====== MATERIALS PROVIDED ======
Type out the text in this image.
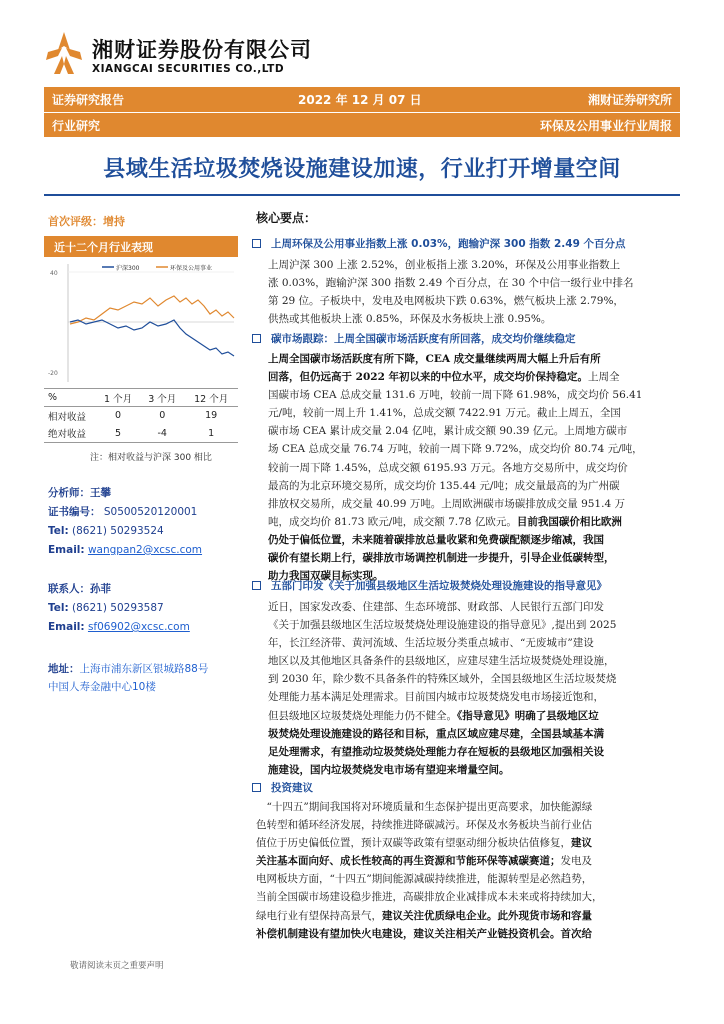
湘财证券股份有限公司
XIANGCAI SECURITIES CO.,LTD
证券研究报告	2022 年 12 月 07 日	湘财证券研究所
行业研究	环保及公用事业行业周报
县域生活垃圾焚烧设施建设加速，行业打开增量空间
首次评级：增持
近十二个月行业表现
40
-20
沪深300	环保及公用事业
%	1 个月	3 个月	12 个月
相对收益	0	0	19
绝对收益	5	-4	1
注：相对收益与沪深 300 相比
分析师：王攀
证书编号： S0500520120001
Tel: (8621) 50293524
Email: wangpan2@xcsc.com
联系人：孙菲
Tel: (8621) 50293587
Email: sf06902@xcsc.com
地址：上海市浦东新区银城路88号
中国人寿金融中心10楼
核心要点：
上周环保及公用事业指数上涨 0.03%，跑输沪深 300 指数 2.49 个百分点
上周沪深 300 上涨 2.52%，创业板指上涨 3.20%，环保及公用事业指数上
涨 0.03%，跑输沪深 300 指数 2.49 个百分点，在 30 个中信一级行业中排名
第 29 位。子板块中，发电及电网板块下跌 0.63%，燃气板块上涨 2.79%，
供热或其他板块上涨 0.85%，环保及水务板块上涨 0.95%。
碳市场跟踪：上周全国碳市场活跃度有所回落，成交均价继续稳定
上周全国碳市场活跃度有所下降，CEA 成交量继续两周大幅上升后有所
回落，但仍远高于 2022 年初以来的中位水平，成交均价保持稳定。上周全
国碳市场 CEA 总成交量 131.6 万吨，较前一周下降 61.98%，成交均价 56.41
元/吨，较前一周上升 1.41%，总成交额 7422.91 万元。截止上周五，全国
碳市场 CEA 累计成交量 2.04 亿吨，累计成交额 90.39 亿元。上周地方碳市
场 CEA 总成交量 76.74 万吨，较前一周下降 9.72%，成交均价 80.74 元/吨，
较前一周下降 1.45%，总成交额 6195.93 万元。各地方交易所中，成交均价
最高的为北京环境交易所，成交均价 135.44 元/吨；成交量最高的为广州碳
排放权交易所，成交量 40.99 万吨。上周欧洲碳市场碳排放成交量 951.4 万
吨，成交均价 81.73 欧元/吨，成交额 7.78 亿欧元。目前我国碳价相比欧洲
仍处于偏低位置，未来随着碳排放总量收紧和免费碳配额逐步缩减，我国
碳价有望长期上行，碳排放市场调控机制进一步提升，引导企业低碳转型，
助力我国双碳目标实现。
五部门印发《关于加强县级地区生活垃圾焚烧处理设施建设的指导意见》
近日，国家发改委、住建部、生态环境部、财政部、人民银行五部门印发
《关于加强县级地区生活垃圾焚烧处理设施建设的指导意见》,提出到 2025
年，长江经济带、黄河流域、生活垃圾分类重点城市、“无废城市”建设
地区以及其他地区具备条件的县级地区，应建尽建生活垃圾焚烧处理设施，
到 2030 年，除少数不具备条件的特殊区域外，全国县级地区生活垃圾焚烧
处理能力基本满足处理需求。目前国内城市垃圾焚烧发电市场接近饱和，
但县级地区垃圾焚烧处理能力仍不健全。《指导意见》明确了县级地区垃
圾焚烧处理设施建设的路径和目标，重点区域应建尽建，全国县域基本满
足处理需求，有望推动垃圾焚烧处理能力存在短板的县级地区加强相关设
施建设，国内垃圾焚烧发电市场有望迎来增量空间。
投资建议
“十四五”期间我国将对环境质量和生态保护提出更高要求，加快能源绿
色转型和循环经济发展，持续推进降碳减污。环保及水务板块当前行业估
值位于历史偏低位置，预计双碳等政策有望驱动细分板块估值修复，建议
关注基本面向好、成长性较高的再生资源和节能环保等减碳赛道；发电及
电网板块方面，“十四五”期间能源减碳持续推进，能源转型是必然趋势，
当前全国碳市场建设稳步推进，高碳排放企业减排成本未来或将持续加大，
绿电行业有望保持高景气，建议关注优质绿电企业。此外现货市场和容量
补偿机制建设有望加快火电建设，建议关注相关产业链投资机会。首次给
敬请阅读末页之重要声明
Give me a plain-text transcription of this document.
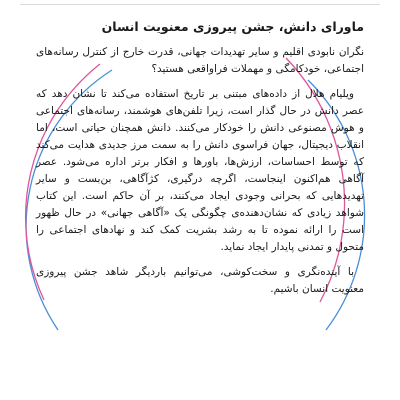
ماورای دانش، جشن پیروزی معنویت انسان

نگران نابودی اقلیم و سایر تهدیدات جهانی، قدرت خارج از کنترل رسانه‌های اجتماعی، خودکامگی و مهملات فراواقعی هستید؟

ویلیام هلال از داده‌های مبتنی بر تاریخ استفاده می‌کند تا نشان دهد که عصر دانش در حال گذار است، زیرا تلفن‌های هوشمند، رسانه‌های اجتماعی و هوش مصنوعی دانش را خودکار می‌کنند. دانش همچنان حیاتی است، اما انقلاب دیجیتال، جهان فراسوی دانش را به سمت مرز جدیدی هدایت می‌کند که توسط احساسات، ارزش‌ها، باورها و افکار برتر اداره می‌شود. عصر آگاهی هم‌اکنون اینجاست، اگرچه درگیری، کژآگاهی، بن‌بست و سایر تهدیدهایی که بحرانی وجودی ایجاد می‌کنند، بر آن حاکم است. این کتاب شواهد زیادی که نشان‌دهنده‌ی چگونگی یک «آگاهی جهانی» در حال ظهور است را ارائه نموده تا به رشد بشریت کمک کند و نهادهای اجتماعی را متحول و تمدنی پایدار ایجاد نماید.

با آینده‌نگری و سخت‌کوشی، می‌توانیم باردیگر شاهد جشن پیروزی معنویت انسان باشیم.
======
**TASK GOAL**:
Word for word, restate the lines from the one containing "Give me a plain-text" through the end of the listing, and nothing more. Skip the pictures.

**FINISHED ANSWER**:
Give me a plain-text transcription of this document.
ماورای دانش، جشن پیروزی معنویت انسان

نگران نابودی اقلیم و سایر تهدیدات جهانی، قدرت خارج از کنترل رسانه‌های اجتماعی، خودکامگی و مهملات فراواقعی هستید؟

ویلیام هلال از داده‌های مبتنی بر تاریخ استفاده می‌کند تا نشان دهد که عصر دانش در حال گذار است، زیرا تلفن‌های هوشمند، رسانه‌های اجتماعی و هوش مصنوعی دانش را خودکار می‌کنند. دانش همچنان حیاتی است، اما انقلاب دیجیتال، جهان فراسوی دانش را به سمت مرز جدیدی هدایت می‌کند که توسط احساسات، ارزش‌ها، باورها و افکار برتر اداره می‌شود. عصر آگاهی هم‌اکنون اینجاست، اگرچه درگیری، کژآگاهی، بن‌بست و سایر تهدیدهایی که بحرانی وجودی ایجاد می‌کنند، بر آن حاکم است. این کتاب شواهد زیادی که نشان‌دهنده‌ی چگونگی یک «آگاهی جهانی» در حال ظهور است را ارائه نموده تا به رشد بشریت کمک کند و نهادهای اجتماعی را متحول و تمدنی پایدار ایجاد نماید.

با آینده‌نگری و سخت‌کوشی، می‌توانیم باردیگر شاهد جشن پیروزی معنویت انسان باشیم.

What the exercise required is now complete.